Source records
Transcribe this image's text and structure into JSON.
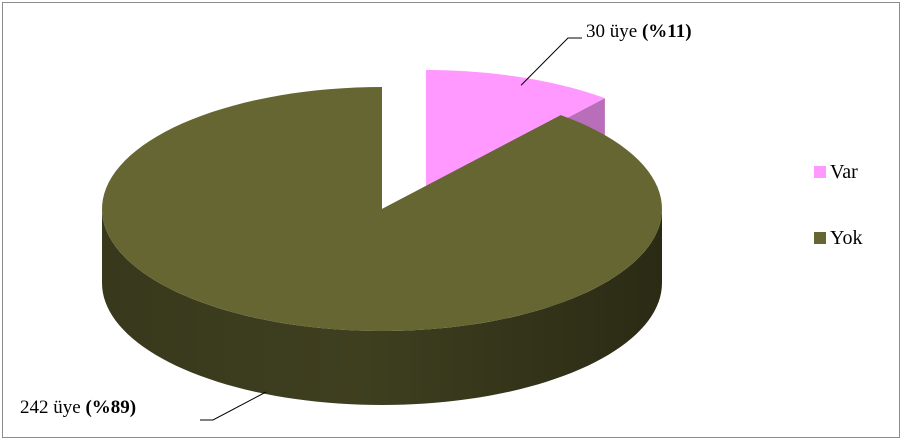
{
  "chart_data": {
    "type": "pie",
    "categories": [
      "Var",
      "Yok"
    ],
    "values": [
      30,
      242
    ],
    "percents": [
      11,
      89
    ],
    "colors": [
      "#ff99ff",
      "#666633"
    ],
    "legend_position": "right",
    "labels": [
      {
        "count": "30 üye",
        "pct": "(%11)"
      },
      {
        "count": "242 üye",
        "pct": "(%89)"
      }
    ]
  }
}
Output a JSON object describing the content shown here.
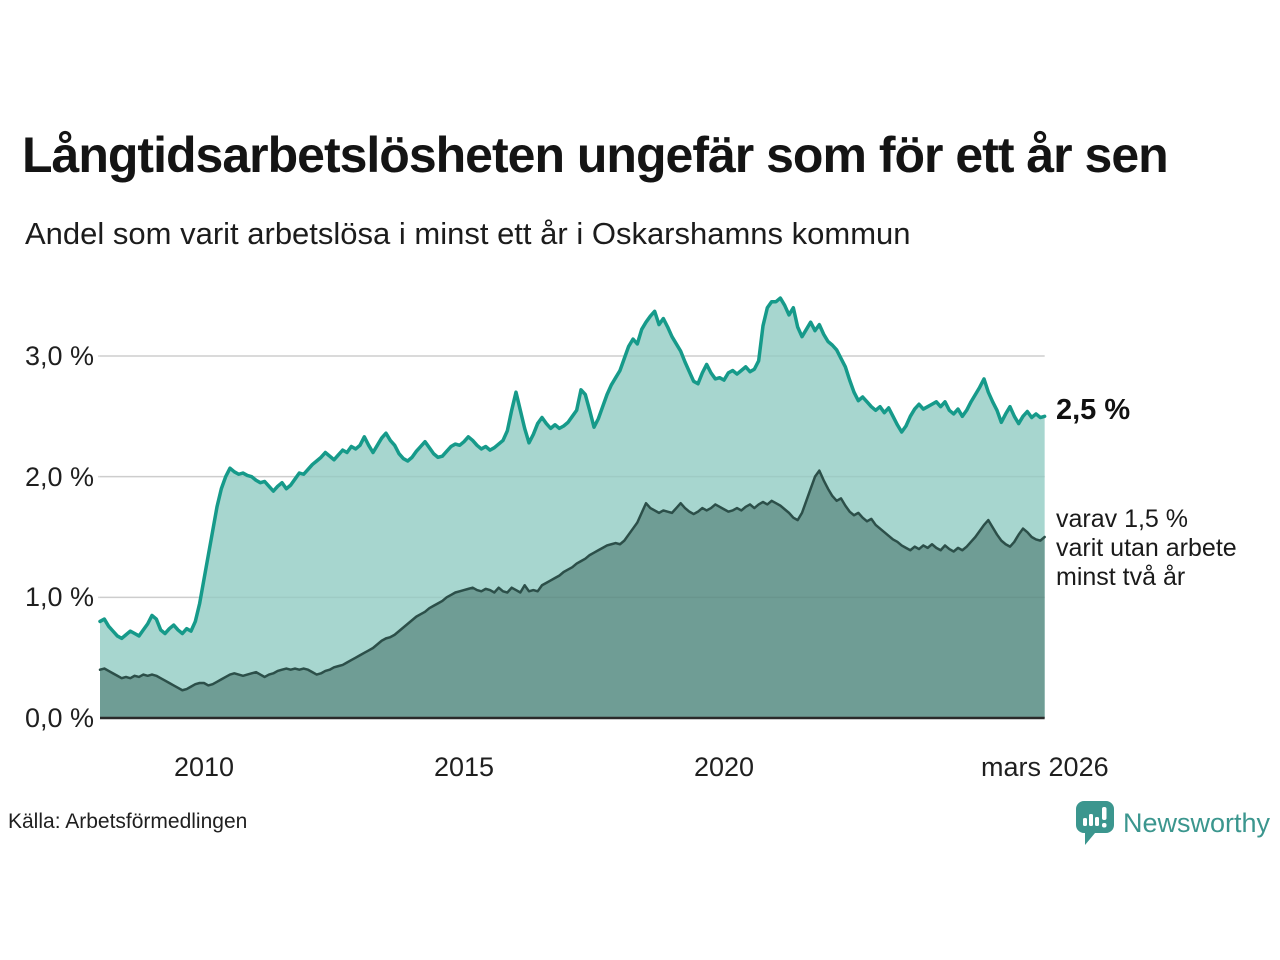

- SET PROBLEM -
Your copy should match the records word for word, with the pictures removed.

- PROBLEM SOLUTION -
Transcribe this image's text and structure into JSON.
{
  "chart_data": {
    "type": "pie",
    "categories": [
      "Var",
      "Yok"
    ],
    "values": [
      30,
      242
    ],
    "percents": [
      11,
      89
    ],
    "colors": [
      "#ff99ff",
      "#666633"
    ],
    "legend_position": "right",
    "labels": [
      {
        "count": "30 üye",
        "pct": "(%11)"
      },
      {
        "count": "242 üye",
        "pct": "(%89)"
      }
    ]
  }
}
Output a JSON object describing the content shown here.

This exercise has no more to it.